**Your instructions**
Copy out all the records exactly.

-- BEGIN Data --

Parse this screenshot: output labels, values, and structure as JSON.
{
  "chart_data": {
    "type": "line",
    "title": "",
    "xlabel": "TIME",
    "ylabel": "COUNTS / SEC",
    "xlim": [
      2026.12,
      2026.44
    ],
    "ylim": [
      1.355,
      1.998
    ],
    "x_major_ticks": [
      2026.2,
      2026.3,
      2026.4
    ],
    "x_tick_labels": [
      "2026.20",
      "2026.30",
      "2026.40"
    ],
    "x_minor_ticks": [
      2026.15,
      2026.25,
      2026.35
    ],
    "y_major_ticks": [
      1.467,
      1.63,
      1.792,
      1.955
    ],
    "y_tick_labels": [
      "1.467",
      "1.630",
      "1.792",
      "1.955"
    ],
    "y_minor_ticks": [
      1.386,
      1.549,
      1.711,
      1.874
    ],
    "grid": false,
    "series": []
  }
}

-- END Data --

**Solution for this exercise**
Parse this screenshot: output labels, values, and structure as JSON.
{
  "chart_data": {
    "type": "line",
    "title": "",
    "xlabel": "TIME",
    "ylabel": "COUNTS / SEC",
    "xlim": [
      2026.12,
      2026.44
    ],
    "ylim": [
      1.355,
      1.998
    ],
    "x_major_ticks": [
      2026.2,
      2026.3,
      2026.4
    ],
    "x_tick_labels": [
      "2026.20",
      "2026.30",
      "2026.40"
    ],
    "x_minor_ticks": [
      2026.15,
      2026.25,
      2026.35
    ],
    "y_major_ticks": [
      1.467,
      1.63,
      1.792,
      1.955
    ],
    "y_tick_labels": [
      "1.467",
      "1.630",
      "1.792",
      "1.955"
    ],
    "y_minor_ticks": [
      1.386,
      1.549,
      1.711,
      1.874
    ],
    "grid": false,
    "series": []
  }
}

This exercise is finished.